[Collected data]
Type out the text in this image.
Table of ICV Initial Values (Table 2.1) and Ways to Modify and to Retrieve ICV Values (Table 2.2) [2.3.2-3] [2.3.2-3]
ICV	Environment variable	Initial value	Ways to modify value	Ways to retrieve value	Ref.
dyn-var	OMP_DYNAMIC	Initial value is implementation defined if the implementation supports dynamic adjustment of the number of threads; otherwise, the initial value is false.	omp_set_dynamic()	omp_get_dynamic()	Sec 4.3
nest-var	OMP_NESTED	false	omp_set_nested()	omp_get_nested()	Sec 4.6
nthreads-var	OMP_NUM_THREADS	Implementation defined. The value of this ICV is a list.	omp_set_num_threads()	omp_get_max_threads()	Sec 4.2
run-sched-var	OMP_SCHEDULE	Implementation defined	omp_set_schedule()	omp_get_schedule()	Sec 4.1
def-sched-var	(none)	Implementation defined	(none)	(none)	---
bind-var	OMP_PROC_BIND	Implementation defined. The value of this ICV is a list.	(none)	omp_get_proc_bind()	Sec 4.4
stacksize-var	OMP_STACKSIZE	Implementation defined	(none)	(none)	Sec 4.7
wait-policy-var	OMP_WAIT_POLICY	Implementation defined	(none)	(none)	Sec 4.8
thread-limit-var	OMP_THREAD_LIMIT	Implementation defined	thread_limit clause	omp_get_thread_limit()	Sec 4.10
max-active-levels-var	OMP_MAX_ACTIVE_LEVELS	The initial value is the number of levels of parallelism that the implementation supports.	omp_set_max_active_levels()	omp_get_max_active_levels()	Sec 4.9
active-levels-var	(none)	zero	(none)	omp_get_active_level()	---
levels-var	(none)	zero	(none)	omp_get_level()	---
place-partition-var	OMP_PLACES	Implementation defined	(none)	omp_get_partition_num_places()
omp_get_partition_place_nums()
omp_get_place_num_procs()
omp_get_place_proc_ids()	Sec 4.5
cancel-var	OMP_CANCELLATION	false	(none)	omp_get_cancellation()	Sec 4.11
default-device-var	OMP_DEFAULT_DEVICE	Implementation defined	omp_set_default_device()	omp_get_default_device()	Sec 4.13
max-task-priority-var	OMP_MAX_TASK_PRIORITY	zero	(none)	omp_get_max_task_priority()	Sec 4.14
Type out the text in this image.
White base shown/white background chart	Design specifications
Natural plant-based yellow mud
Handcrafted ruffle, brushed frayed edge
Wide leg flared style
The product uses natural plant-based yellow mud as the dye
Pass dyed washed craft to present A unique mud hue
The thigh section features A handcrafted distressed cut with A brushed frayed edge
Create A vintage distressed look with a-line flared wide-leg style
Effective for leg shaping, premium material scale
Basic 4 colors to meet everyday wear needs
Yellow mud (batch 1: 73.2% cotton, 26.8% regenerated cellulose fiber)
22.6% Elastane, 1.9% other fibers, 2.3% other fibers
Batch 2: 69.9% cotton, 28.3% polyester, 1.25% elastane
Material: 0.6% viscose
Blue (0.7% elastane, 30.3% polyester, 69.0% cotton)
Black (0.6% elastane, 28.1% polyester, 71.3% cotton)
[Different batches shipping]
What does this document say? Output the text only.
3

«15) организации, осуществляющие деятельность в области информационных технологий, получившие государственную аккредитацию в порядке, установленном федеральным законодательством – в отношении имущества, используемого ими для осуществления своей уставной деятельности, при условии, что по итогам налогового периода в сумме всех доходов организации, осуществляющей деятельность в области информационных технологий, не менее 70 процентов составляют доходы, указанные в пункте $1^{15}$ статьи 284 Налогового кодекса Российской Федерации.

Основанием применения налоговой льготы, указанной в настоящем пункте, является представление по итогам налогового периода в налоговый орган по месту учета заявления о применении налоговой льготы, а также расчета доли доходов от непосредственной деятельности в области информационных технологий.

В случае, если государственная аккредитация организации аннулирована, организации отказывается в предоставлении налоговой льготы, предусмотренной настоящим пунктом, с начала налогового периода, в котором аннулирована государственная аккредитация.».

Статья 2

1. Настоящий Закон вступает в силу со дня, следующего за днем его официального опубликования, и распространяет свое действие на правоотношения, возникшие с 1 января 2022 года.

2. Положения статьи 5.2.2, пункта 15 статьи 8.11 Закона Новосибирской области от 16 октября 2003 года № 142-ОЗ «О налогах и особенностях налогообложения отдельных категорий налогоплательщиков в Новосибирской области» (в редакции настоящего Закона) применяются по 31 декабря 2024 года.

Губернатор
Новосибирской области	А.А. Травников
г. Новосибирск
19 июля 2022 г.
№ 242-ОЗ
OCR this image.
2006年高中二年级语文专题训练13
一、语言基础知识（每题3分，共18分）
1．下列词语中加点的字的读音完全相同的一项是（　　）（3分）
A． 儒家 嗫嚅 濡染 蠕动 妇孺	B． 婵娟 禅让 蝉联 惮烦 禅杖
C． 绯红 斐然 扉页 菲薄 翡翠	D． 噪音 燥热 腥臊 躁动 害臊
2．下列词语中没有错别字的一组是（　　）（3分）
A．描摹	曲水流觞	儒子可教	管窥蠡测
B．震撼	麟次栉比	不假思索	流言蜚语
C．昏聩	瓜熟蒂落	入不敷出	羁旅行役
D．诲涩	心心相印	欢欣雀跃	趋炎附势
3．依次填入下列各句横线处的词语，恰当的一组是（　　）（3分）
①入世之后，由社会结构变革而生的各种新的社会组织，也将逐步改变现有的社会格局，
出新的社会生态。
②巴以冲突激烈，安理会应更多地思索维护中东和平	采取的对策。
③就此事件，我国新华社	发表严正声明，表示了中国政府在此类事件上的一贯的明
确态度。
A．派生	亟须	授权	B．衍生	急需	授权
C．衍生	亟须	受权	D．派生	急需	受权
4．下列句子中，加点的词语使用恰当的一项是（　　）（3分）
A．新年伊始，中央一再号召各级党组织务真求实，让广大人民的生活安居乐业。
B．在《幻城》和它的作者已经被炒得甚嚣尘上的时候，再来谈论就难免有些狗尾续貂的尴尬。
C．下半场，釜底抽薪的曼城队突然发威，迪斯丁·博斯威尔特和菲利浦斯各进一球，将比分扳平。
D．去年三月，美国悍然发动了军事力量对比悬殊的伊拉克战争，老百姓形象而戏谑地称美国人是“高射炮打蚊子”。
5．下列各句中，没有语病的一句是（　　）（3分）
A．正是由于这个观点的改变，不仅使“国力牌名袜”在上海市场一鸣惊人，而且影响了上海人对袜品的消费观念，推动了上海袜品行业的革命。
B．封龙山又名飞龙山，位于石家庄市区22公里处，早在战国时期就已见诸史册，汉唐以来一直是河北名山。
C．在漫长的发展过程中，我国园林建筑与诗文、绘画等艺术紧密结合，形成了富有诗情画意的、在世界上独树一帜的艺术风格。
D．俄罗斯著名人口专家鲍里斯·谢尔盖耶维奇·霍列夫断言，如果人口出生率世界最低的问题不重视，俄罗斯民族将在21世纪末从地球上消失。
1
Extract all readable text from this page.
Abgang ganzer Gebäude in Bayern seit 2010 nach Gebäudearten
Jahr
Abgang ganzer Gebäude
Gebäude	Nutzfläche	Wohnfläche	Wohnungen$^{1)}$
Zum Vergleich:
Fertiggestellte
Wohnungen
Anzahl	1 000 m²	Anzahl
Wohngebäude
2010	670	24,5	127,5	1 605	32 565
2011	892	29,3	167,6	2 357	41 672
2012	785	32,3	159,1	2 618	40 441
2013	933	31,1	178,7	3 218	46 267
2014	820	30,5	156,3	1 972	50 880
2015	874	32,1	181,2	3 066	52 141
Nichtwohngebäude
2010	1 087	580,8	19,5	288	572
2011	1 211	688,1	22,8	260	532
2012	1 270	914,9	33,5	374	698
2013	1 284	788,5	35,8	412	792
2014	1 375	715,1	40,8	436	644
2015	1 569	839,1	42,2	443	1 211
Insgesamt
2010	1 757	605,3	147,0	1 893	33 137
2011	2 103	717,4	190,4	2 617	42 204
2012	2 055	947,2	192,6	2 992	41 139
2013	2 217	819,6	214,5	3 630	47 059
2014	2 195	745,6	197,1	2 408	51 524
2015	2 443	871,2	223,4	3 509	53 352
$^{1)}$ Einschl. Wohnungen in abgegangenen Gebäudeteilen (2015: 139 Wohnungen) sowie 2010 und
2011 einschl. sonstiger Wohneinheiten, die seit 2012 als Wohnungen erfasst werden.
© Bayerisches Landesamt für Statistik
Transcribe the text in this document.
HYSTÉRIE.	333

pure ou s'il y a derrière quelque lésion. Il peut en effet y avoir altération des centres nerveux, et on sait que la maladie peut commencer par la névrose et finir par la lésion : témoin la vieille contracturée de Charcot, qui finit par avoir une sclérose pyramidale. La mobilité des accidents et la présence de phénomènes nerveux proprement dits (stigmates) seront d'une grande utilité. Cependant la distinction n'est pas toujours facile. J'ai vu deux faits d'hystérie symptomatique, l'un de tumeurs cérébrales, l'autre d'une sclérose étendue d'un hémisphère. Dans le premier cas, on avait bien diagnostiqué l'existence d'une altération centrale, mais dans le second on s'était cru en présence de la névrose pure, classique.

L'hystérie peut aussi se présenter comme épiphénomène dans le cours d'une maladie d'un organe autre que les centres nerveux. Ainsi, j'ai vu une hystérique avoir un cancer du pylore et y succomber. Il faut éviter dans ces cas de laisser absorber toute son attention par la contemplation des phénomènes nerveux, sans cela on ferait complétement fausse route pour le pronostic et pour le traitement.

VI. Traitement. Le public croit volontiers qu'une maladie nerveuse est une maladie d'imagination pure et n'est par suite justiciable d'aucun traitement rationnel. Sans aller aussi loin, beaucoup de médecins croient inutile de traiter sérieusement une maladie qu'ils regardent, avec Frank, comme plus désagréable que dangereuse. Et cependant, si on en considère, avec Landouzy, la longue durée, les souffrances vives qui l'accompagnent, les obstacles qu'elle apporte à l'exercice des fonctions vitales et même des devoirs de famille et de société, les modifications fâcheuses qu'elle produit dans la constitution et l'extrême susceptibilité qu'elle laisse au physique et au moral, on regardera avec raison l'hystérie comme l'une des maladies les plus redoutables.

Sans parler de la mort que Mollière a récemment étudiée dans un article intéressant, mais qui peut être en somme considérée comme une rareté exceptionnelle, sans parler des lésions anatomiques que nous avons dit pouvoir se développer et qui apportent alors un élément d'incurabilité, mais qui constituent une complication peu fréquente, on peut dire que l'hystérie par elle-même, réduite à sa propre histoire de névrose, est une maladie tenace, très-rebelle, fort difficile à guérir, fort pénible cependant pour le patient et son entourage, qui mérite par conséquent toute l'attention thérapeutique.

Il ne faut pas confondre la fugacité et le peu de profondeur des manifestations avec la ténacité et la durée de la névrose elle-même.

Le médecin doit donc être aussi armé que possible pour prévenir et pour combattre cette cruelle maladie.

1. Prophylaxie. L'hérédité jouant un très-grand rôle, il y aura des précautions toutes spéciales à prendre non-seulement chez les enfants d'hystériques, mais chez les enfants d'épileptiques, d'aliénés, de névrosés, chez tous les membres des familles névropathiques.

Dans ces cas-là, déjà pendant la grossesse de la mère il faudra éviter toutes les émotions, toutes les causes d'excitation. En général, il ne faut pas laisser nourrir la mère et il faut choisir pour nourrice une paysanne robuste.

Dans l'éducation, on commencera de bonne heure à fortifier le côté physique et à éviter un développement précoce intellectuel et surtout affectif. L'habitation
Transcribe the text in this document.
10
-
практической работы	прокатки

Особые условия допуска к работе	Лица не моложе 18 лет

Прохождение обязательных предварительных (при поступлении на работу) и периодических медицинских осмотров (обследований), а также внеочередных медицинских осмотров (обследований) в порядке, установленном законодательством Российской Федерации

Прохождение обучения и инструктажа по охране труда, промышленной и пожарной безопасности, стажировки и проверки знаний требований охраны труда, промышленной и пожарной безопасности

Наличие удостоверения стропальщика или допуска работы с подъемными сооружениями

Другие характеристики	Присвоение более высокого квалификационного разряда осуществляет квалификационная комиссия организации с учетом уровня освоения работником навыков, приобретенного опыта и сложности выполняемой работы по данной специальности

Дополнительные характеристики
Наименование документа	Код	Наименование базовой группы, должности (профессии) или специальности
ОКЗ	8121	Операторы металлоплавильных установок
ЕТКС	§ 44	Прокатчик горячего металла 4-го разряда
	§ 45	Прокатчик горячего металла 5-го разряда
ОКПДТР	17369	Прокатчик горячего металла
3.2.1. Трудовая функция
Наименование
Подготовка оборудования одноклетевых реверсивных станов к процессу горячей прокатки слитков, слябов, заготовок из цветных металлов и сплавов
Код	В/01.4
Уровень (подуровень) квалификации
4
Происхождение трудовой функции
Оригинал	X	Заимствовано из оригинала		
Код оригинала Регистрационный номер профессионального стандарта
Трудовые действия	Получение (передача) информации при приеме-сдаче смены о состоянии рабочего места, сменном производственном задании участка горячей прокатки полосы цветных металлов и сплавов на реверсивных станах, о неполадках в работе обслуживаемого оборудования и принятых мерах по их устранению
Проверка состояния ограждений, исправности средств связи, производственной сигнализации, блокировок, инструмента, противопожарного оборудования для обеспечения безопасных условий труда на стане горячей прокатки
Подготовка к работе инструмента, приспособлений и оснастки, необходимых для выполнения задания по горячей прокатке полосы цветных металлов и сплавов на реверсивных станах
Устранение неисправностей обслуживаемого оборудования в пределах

● **EXERCISE GOAL**: List the lines of the material in which the word "based" occurs.

● **EXERCISE RESULT**:
Natural plant-based yellow mud
The product uses natural plant-based yellow mud as the dye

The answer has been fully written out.